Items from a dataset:
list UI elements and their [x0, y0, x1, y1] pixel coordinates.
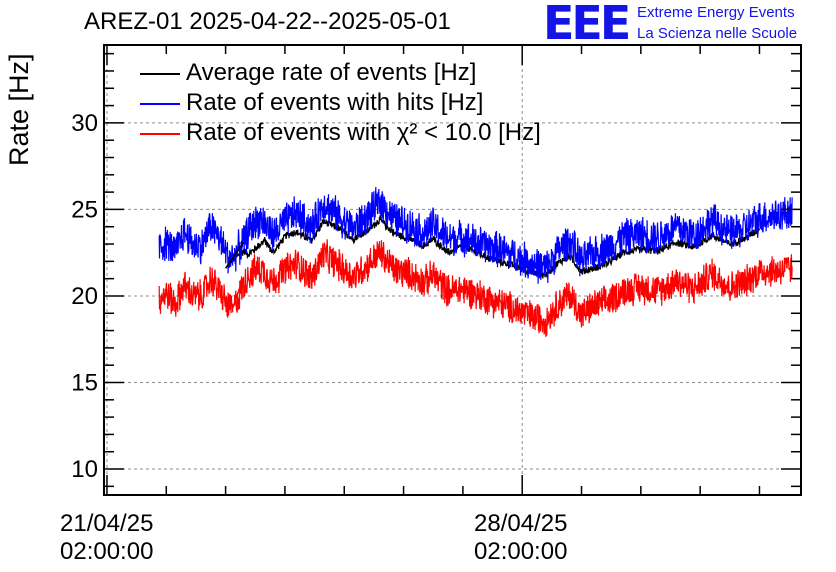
- y-axis-label: Rate [Hz]: [4, 53, 34, 166]
- series-hits-line-segment-1: [158, 212, 234, 274]
- y-tick-label: 20: [71, 283, 98, 310]
- legend-line-average: [140, 73, 180, 75]
- y-tick-label: 25: [71, 196, 98, 223]
- y-tick-label: 10: [71, 456, 98, 483]
- x-tick-date-2: 28/04/25: [474, 510, 568, 537]
- tick-layer: [104, 45, 801, 495]
- y-tick-label: 15: [71, 370, 98, 397]
- x-tick-date-1: 21/04/25: [60, 510, 154, 537]
- x-tick-time-2: 02:00:00: [474, 538, 568, 565]
- x-tick-label-1: 21/04/25 02:00:00: [60, 510, 153, 566]
- legend-label-hits: Rate of events with hits [Hz]: [186, 89, 484, 116]
- legend-line-hits: [140, 103, 180, 105]
- series-chi2-line-gap-connector: [232, 285, 242, 309]
- x-tick-time-1: 02:00:00: [60, 538, 154, 565]
- logo-subtitle-1: Extreme Energy Events: [637, 4, 795, 21]
- chart-title: AREZ-01 2025-04-22--2025-05-01: [84, 8, 451, 35]
- eee-logo: EEE: [543, 0, 631, 50]
- series-hits-line-gap-connector: [232, 241, 242, 257]
- legend-label-average: Average rate of events [Hz]: [186, 59, 477, 86]
- x-tick-label-2: 28/04/25 02:00:00: [474, 510, 567, 566]
- series-chi2-line-segment-2: [233, 239, 793, 337]
- legend-label-chi2: Rate of events with χ² < 10.0 [Hz]: [186, 119, 541, 146]
- series-hits-line-segment-2: [233, 186, 793, 284]
- series-chi2-line-segment-1: [158, 266, 234, 318]
- y-tick-label: 30: [71, 110, 98, 137]
- plot-frame: [103, 44, 802, 496]
- logo-subtitle-2: La Scienza nelle Scuole: [637, 25, 798, 42]
- y-tick-labels: 10 15 20 25 30: [71, 110, 98, 483]
- series-layer: [158, 186, 793, 337]
- legend-line-chi2: [140, 133, 180, 135]
- series-average-gap-connector: [224, 241, 245, 269]
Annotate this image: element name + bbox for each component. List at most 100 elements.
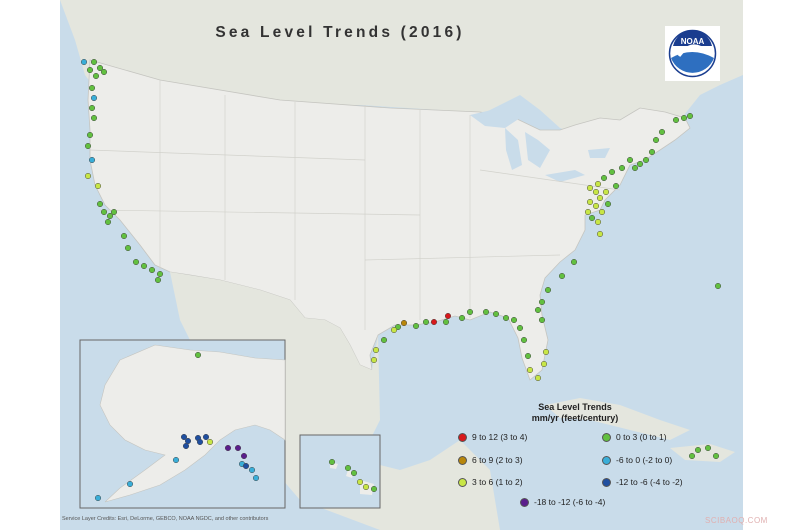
map-frame: Sea Level Trends (2016) NOAA Sea Level T…: [60, 0, 743, 530]
station-marker: [422, 318, 430, 326]
station-marker: [510, 316, 518, 324]
station-marker: [442, 318, 450, 326]
great-lakes: [470, 108, 610, 182]
station-marker: [612, 182, 620, 190]
station-marker: [598, 208, 606, 216]
station-marker: [586, 198, 594, 206]
station-marker: [680, 114, 688, 122]
station-marker: [602, 188, 610, 196]
station-marker: [90, 114, 98, 122]
station-marker: [444, 312, 452, 320]
station-marker: [516, 324, 524, 332]
station-marker: [100, 208, 108, 216]
station-marker: [380, 336, 388, 344]
station-marker: [110, 208, 118, 216]
station-marker: [120, 232, 128, 240]
station-marker: [394, 323, 402, 331]
station-marker: [482, 308, 490, 316]
station-marker: [182, 442, 190, 450]
station-marker: [240, 452, 248, 460]
legend-dot-green: [602, 433, 611, 443]
station-marker: [350, 469, 358, 477]
station-marker: [372, 346, 380, 354]
station-marker: [584, 208, 592, 216]
legend-item-minus12-to-minus6: -12 to -6 (-4 to -2): [602, 477, 683, 488]
legend-dot-yellow-green: [458, 478, 467, 488]
station-marker: [94, 494, 102, 502]
legend-item-0-to-3: 0 to 3 (0 to 1): [602, 432, 667, 443]
station-marker: [534, 374, 542, 382]
station-marker: [714, 282, 722, 290]
hispaniola-land: [670, 444, 735, 462]
legend-dot-red: [458, 433, 467, 443]
station-marker: [542, 348, 550, 356]
station-marker: [148, 266, 156, 274]
station-marker: [600, 174, 608, 182]
station-marker: [466, 308, 474, 316]
station-marker: [524, 352, 532, 360]
station-marker: [100, 68, 108, 76]
station-marker: [370, 356, 378, 364]
station-marker: [106, 212, 114, 220]
station-marker: [596, 194, 604, 202]
station-marker: [84, 172, 92, 180]
station-marker: [124, 244, 132, 252]
tide-gauge-stations: [80, 58, 722, 502]
station-marker: [242, 462, 250, 470]
mexico-land: [170, 272, 500, 530]
station-marker: [126, 480, 134, 488]
station-marker: [694, 446, 702, 454]
legend-title: Sea Level Trends mm/yr (feet/century): [500, 402, 650, 424]
station-marker: [412, 322, 420, 330]
alaska-land: [99, 344, 286, 503]
station-marker: [648, 148, 656, 156]
station-marker: [594, 180, 602, 188]
station-marker: [172, 456, 180, 464]
station-marker: [370, 485, 378, 493]
legend-dot-purple: [520, 498, 529, 508]
station-marker: [534, 306, 542, 314]
station-marker: [502, 314, 510, 322]
station-marker: [544, 286, 552, 294]
station-marker: [686, 112, 694, 120]
station-marker: [390, 326, 398, 334]
station-marker: [704, 444, 712, 452]
state-boundaries: [89, 80, 621, 330]
station-marker: [362, 483, 370, 491]
station-marker: [94, 182, 102, 190]
legend-item-3-to-6: 3 to 6 (1 to 2): [458, 477, 523, 488]
canada-land: [60, 0, 743, 165]
station-marker: [596, 230, 604, 238]
station-marker: [140, 262, 148, 270]
station-marker: [608, 168, 616, 176]
station-marker: [631, 164, 639, 172]
station-marker: [592, 202, 600, 210]
station-marker: [180, 433, 188, 441]
station-marker: [588, 214, 596, 222]
map-title: Sea Level Trends (2016): [215, 24, 465, 41]
station-marker: [430, 318, 438, 326]
station-marker: [154, 276, 162, 284]
station-marker: [194, 351, 202, 359]
station-marker: [206, 438, 214, 446]
station-marker: [196, 438, 204, 446]
station-marker: [586, 184, 594, 192]
station-marker: [618, 164, 626, 172]
legend-dot-brown: [458, 456, 467, 466]
station-marker: [642, 156, 650, 164]
station-marker: [688, 452, 696, 460]
legend-title-line2: mm/yr (feet/century): [531, 413, 619, 423]
station-marker: [658, 128, 666, 136]
station-marker: [252, 474, 260, 482]
station-marker: [458, 314, 466, 322]
station-marker: [540, 360, 548, 368]
station-marker: [328, 458, 336, 466]
station-marker: [90, 94, 98, 102]
station-marker: [96, 200, 104, 208]
station-marker: [86, 131, 94, 139]
station-marker: [88, 104, 96, 112]
basemap: [60, 0, 743, 530]
station-marker: [234, 444, 242, 452]
station-marker: [558, 272, 566, 280]
legend-item-minus6-to-0: -6 to 0 (-2 to 0): [602, 455, 672, 466]
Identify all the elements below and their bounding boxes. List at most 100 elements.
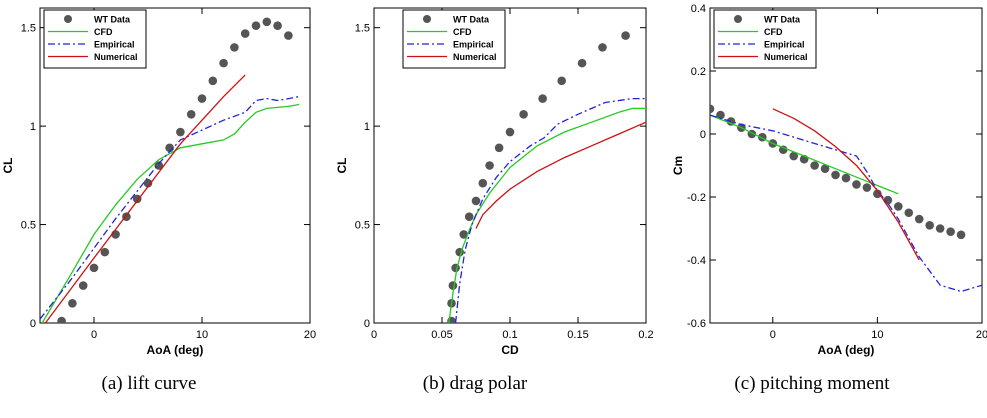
y-tick-label: 1 [30,121,36,133]
wt-data-point [230,43,239,52]
y-tick-label: -0.4 [687,255,706,267]
legend-marker [64,15,72,23]
wt-data-point [946,227,955,236]
wt-data-point [478,178,488,188]
legend-label: WT Data [764,15,801,25]
x-tick-label: 10 [196,329,208,341]
y-axis-label: CL [335,158,349,174]
wt-data-point [873,189,882,199]
y-tick-label: 0.2 [691,66,706,78]
wt-data-point [251,21,261,31]
y-tick-label: 1.5 [21,23,36,35]
wt-data-point [57,316,66,323]
wt-data-point [451,263,460,273]
legend-marker [423,15,431,23]
series-group [447,31,646,323]
wt-data-point [100,247,110,257]
wt-data-point [621,31,630,40]
caption-pitching-moment: (c) pitching moment [734,373,890,394]
legend-label: CFD [453,27,472,37]
wt-data-point [789,151,798,161]
series-group [40,17,300,323]
wt-data-point [820,164,830,173]
wt-data-point [176,127,185,137]
x-tick-label: 0.1 [502,329,517,341]
y-tick-label: -0.6 [687,318,706,330]
caption-drag-polar: (b) drag polar [422,373,528,394]
legend-box [402,9,506,69]
wt-data-point [925,221,934,230]
x-tick-label: 0.15 [567,329,588,341]
wt-data-point [262,17,272,27]
y-tick-label: 0.4 [691,3,706,15]
x-tick-label: 10 [871,329,883,341]
y-axis-label: CL [1,158,15,174]
wt-data-point [284,31,293,40]
legend-marker [734,15,742,23]
legend-box [43,9,147,69]
wt-data-point [710,104,715,114]
legend: WT Data CFD Empirical Numerical [402,9,506,69]
wt-data-point [831,170,840,180]
cfd-line [448,107,646,323]
wt-data-point [956,230,966,240]
wt-data-point [557,76,566,86]
wt-data-point [914,214,924,224]
legend-label: Empirical [453,40,494,50]
wt-data-point [273,21,282,31]
cfd-line [710,114,899,195]
wt-data-point [778,145,788,155]
wt-data-point [208,76,218,86]
wt-data-point [459,230,469,239]
wt-data-point [68,299,77,308]
legend-label: Numerical [453,52,497,62]
wt-data-point [519,110,528,119]
wt-data-point [448,281,458,290]
y-tick-label: 0 [30,318,36,330]
x-tick-label: 0 [371,329,377,341]
legend-label: Empirical [94,40,135,50]
legend-label: Numerical [94,52,138,62]
wt-data-point [154,161,164,170]
plot-frame [709,7,983,324]
wt-data-point [494,143,504,153]
x-axis-label: AoA (deg) [147,343,204,357]
wt-data-point [132,194,142,204]
y-tick-label: 0 [700,129,706,141]
x-tick-label: 0 [91,329,97,341]
wt-data-point [143,178,153,188]
wt-data-point [904,208,914,218]
y-tick-label: 0.5 [355,220,370,232]
x-tick-label: 0.2 [638,329,653,341]
x-axis-label: CD [501,343,519,357]
x-tick-label: 20 [304,329,316,341]
wt-data-point [883,195,893,205]
wt-data-point [538,94,547,103]
y-tick-label: 1.5 [355,23,370,35]
wt-data-point [471,196,481,206]
plot-frame [39,7,311,324]
chart-panel-1: 0 10 20 0 0.5 1 1.5 AoA (deg) CL WT Data CFD Empiri… [1,7,316,357]
wt-data-point [716,110,725,120]
empirical-line [454,97,646,323]
numerical-line [772,108,920,261]
wt-data-point [240,29,250,38]
wt-data-point [197,94,207,103]
numerical-line [475,121,646,229]
x-axis-label: AoA (deg) [818,343,875,357]
wt-data-point [935,224,945,233]
caption-lift-curve: (a) lift curve [101,373,197,394]
wt-data-point [186,110,196,119]
empirical-line [40,95,300,320]
wt-data-point [485,161,494,170]
legend: WT Data CFD Empirical Numerical [713,9,817,69]
legend: WT Data CFD Empirical Numerical [43,9,147,69]
wt-data-point [598,43,607,52]
cfd-line [41,103,300,323]
legend-box [713,9,817,69]
wt-data-point [464,212,474,221]
y-tick-label: 1 [364,121,370,133]
wt-data-point [852,180,861,189]
numerical-line [44,74,246,323]
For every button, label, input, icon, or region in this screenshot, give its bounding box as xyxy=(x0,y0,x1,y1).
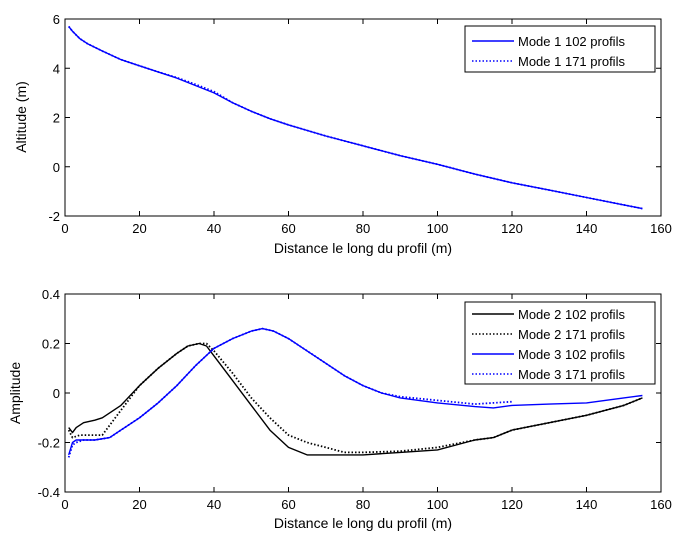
x-tick-label: 80 xyxy=(356,497,370,512)
x-tick-label: 0 xyxy=(61,497,68,512)
x-tick-label: 40 xyxy=(207,221,221,236)
series-layer xyxy=(67,25,643,210)
y-tick-label: -0.2 xyxy=(38,436,60,451)
legend-label-mode-2-171: Mode 2 171 profils xyxy=(518,327,625,342)
x-tick-label: 20 xyxy=(132,497,146,512)
x-axis-label: Distance le long du profil (m) xyxy=(274,515,452,531)
y-tick-label: 0.4 xyxy=(42,287,60,302)
legend-label-mode-1-102: Mode 1 102 profils xyxy=(518,34,625,49)
legend-box xyxy=(464,25,656,73)
y-tick-label: -2 xyxy=(48,209,60,224)
x-tick-label: 100 xyxy=(427,221,449,236)
legend-label-mode-1-171: Mode 1 171 profils xyxy=(518,54,625,69)
x-tick-label: 140 xyxy=(576,221,598,236)
series-line-mode-1-171-profils xyxy=(67,25,643,210)
ticks: 0 20 40 60 80 100 120 140 160 -0.4 -0.2 0 0.2 0.4 xyxy=(38,287,672,512)
legend: Mode 1 102 profils Mode 1 171 profils xyxy=(464,25,656,73)
y-tick-label: -0.4 xyxy=(38,485,60,500)
x-tick-label: 160 xyxy=(650,497,672,512)
x-tick-label: 0 xyxy=(61,221,68,236)
x-tick-label: 60 xyxy=(281,221,295,236)
legend-label-mode-2-102: Mode 2 102 profils xyxy=(518,307,625,322)
y-axis-label: Altitude (m) xyxy=(13,81,29,153)
y-tick-label: 6 xyxy=(53,12,60,27)
legend-label-mode-3-171: Mode 3 171 profils xyxy=(518,367,625,382)
x-tick-label: 60 xyxy=(281,497,295,512)
amplitude-chart: 0 20 40 60 80 100 120 140 160 -0.4 -0.2 0 0.2 0.4 Dis… xyxy=(7,287,672,531)
series-line-mode-2-102-profils xyxy=(68,342,643,456)
y-axis-label: Amplitude xyxy=(7,362,23,424)
y-tick-label: 2 xyxy=(53,111,60,126)
x-tick-label: 120 xyxy=(501,497,523,512)
y-tick-label: 0 xyxy=(53,386,60,401)
x-tick-label: 40 xyxy=(207,497,221,512)
x-axis-label: Distance le long du profil (m) xyxy=(274,240,452,256)
legend-box xyxy=(464,301,656,385)
x-tick-label: 80 xyxy=(356,221,370,236)
x-tick-label: 140 xyxy=(576,497,598,512)
x-tick-label: 120 xyxy=(501,221,523,236)
x-tick-label: 100 xyxy=(427,497,449,512)
x-tick-label: 160 xyxy=(650,221,672,236)
series-layer xyxy=(67,327,643,458)
x-tick-label: 20 xyxy=(132,221,146,236)
series-line-mode-2-171-profils xyxy=(67,342,643,454)
y-tick-label: 0 xyxy=(53,160,60,175)
legend-label-mode-3-102: Mode 3 102 profils xyxy=(518,347,625,362)
legend: Mode 2 102 profils Mode 2 171 profils Mo… xyxy=(464,301,656,385)
y-tick-label: 0.2 xyxy=(42,337,60,352)
y-tick-label: 4 xyxy=(53,61,60,76)
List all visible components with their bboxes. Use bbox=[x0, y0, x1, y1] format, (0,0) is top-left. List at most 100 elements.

Work to do: Copy the lines of the listing above word for word, from the line containing "x-tick-label: 80 xyxy=(356,497,370,512)" through the line containing "x-tick-label: 140 xyxy=(576,497,598,512)", including both of those lines.

Output below:
x-tick-label: 80 xyxy=(356,497,370,512)
x-tick-label: 0 xyxy=(61,497,68,512)
x-tick-label: 40 xyxy=(207,221,221,236)
series-layer xyxy=(67,25,643,210)
y-tick-label: -0.2 xyxy=(38,436,60,451)
legend-label-mode-2-171: Mode 2 171 profils xyxy=(518,327,625,342)
x-tick-label: 20 xyxy=(132,497,146,512)
x-axis-label: Distance le long du profil (m) xyxy=(274,515,452,531)
y-tick-label: 0.4 xyxy=(42,287,60,302)
legend-label-mode-1-102: Mode 1 102 profils xyxy=(518,34,625,49)
legend-box xyxy=(464,25,656,73)
y-tick-label: -2 xyxy=(48,209,60,224)
x-tick-label: 100 xyxy=(427,221,449,236)
legend-label-mode-1-171: Mode 1 171 profils xyxy=(518,54,625,69)
x-tick-label: 140 xyxy=(576,221,598,236)
series-line-mode-1-171-profils xyxy=(67,25,643,210)
ticks: 0 20 40 60 80 100 120 140 160 -0.4 -0.2 0 0.2 0.4 xyxy=(38,287,672,512)
legend: Mode 1 102 profils Mode 1 171 profils xyxy=(464,25,656,73)
y-tick-label: -0.4 xyxy=(38,485,60,500)
x-tick-label: 160 xyxy=(650,497,672,512)
x-tick-label: 0 xyxy=(61,221,68,236)
x-tick-label: 60 xyxy=(281,221,295,236)
legend-label-mode-2-102: Mode 2 102 profils xyxy=(518,307,625,322)
y-axis-label: Altitude (m) xyxy=(13,81,29,153)
y-tick-label: 6 xyxy=(53,12,60,27)
legend-label-mode-3-171: Mode 3 171 profils xyxy=(518,367,625,382)
x-tick-label: 60 xyxy=(281,497,295,512)
amplitude-chart: 0 20 40 60 80 100 120 140 160 -0.4 -0.2 0 0.2 0.4 Dis… xyxy=(7,287,672,531)
series-line-mode-2-102-profils xyxy=(68,342,643,456)
y-axis-label: Amplitude xyxy=(7,362,23,424)
y-tick-label: 2 xyxy=(53,111,60,126)
x-tick-label: 120 xyxy=(501,497,523,512)
y-tick-label: 0 xyxy=(53,386,60,401)
x-tick-label: 40 xyxy=(207,497,221,512)
x-axis-label: Distance le long du profil (m) xyxy=(274,240,452,256)
legend-box xyxy=(464,301,656,385)
x-tick-label: 80 xyxy=(356,221,370,236)
x-tick-label: 140 xyxy=(576,497,598,512)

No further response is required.